- Set task:
Copy out each line in the material below that has the word "until".

- Data rows:
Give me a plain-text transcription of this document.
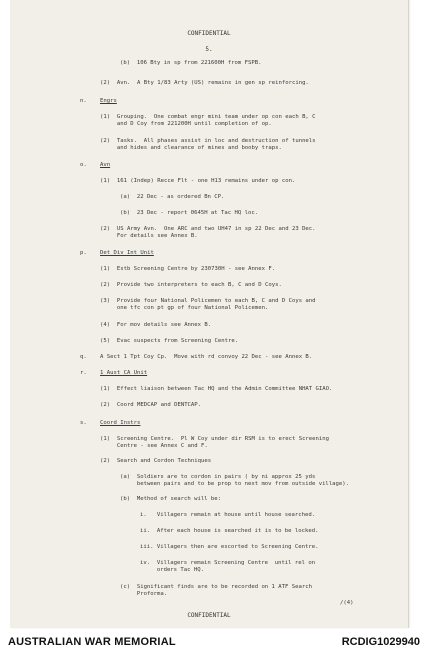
CONFIDENTIAL
5.
(b)  106 Bty in sp from 221600H from FSPB.
(2)  Avn.  A Bty 1/83 Arty (US) remains in gen sp reinforcing.
n. Engrs
(1)  Grouping.  One combat engr mini team under op con each B, C
and D Coy from 221200H until completion of op.
(2)  Tasks.  All phases assist in loc and destruction of tunnels
and hides and clearance of mines and booby traps.
o. Avn
(1)  161 (Indep) Recce Flt - one H13 remains under op con.
(a)  22 Dec - as ordered Bn CP.
(b)  23 Dec - report 0645H at Tac HQ loc.
(2)  US Army Avn.  One ARC and two UH47 in sp 22 Dec and 23 Dec.
For details see Annex B.
p. Det Div Int Unit
(1)  Estb Screening Centre by 230730H - see Annex F.
(2)  Provide two interpreters to each B, C and D Coys.
(3)  Provide four National Policemen to each B, C and D Coys and
one tfc con pt gp of four National Policemen.
(4)  For mov details see Annex B.
(5)  Evac suspects from Screening Centre.
q. A Sect 1 Tpt Coy Cp.  Move with rd convoy 22 Dec - see Annex B.
r. 1 Aust CA Unit
(1)  Effect liaison between Tac HQ and the Admin Committee NHAT GIAO.
(2)  Coord MEDCAP and DENTCAP.
s. Coord Instrs
(1)  Screening Centre.  Pl W Coy under dir RSM is to erect Screening
Centre - see Annex C and F.
(2)  Search and Cordon Techniques
(a)  Soldiers are to cordon in pairs ( by ni approx 25 yds
between pairs and to be prop to next mov from outside village).
(b)  Method of search will be:
i.   Villagers remain at house until house searched.
ii.  After each house is searched it is to be locked.
iii. Villagers then are escorted to Screening Centre.
iv.  Villagers remain Screening Centre  until rel on
orders Tac HQ.
(c)  Significant finds are to be recorded on 1 ATF Search
Proforma.
CONFIDENTIAL
/(4)
AUSTRALIAN WAR MEMORIAL	RCDIG1029940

- Task response:
and D Coy from 221200H until completion of op.
i.   Villagers remain at house until house searched.
iv.  Villagers remain Screening Centre  until rel on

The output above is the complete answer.